● **GIVEN INSTRUCTION**: Show, in full, each line of the data that contains "from".

● **DATA SUPPLIED**:
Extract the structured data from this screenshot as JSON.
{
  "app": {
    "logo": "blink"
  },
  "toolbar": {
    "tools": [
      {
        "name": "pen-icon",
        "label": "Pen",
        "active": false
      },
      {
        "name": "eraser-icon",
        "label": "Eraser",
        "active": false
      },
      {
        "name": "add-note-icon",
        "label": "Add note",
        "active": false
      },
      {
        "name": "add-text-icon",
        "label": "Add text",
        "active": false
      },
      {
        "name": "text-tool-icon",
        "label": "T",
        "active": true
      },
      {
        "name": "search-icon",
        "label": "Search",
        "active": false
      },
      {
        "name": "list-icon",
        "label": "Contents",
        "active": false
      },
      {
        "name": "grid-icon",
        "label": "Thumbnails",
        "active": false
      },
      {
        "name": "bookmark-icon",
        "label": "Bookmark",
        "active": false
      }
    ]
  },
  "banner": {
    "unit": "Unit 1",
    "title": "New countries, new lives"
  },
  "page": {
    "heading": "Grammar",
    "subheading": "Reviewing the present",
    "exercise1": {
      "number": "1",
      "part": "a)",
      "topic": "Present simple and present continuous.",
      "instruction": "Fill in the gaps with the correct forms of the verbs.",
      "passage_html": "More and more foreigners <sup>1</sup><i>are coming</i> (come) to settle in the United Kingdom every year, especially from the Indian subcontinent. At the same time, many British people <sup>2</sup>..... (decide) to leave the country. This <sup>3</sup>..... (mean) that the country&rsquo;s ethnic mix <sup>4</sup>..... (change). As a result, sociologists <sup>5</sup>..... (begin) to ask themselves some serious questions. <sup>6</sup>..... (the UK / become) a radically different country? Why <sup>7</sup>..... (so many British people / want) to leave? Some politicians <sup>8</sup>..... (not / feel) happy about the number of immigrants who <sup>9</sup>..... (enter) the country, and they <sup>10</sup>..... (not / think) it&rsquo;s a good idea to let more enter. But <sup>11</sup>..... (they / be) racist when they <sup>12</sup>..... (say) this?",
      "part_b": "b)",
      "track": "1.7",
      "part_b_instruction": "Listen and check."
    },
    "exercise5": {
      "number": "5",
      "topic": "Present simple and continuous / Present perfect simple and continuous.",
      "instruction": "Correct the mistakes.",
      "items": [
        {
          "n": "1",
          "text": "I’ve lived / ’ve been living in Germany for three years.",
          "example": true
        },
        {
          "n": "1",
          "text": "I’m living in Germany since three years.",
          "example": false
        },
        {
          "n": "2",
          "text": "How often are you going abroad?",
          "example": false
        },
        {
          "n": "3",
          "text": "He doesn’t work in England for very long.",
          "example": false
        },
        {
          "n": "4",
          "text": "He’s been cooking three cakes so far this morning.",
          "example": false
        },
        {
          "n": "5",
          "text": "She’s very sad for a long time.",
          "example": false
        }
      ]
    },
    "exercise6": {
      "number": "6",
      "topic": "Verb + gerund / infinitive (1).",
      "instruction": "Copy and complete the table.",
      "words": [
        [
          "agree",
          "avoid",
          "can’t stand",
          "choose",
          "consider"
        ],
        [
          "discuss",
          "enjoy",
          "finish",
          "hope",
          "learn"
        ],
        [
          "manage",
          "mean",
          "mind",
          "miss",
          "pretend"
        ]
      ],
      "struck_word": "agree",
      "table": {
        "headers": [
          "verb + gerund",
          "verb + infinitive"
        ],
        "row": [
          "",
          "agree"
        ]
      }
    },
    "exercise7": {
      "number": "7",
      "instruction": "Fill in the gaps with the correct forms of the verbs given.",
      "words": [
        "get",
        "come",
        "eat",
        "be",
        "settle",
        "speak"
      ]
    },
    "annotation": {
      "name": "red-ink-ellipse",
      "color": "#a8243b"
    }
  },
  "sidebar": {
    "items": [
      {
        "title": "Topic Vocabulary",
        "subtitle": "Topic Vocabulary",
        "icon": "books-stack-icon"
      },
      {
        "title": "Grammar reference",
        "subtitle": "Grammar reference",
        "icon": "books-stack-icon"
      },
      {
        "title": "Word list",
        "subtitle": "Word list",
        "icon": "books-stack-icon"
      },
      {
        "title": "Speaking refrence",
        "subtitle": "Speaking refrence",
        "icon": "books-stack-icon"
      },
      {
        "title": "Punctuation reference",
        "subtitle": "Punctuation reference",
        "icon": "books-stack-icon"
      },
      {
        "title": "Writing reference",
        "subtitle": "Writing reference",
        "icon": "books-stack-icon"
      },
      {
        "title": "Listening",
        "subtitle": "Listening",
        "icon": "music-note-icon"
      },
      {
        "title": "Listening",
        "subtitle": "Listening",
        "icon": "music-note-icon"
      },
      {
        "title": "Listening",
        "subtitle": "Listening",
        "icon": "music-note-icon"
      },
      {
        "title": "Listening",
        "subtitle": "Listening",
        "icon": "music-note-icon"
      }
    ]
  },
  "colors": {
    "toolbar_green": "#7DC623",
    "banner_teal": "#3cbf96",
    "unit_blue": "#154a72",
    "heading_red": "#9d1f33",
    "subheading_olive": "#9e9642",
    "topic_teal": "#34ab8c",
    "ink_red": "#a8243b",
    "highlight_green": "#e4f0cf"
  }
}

● **SOLUTION BELOW**:
Extract the structured data from this screenshot as JSON.
      "passage_html": "More and more foreigners <sup>1</sup><i>are coming</i> (come) to settle in the United Kingdom every year, especially from the Indian subcontinent. At the same time, many British people <sup>2</sup>..... (decide) to leave the country. This <sup>3</sup>..... (mean) that the country&rsquo;s ethnic mix <sup>4</sup>..... (change). As a result, sociologists <sup>5</sup>..... (begin) to ask themselves some serious questions. <sup>6</sup>..... (the UK / become) a radically different country? Why <sup>7</sup>..... (so many British people / want) to leave? Some politicians <sup>8</sup>..... (not / feel) happy about the number of immigrants who <sup>9</sup>..... (enter) the country, and they <sup>10</sup>..... (not / think) it&rsquo;s a good idea to let more enter. But <sup>11</sup>..... (they / be) racist when they <sup>12</sup>..... (say) this?",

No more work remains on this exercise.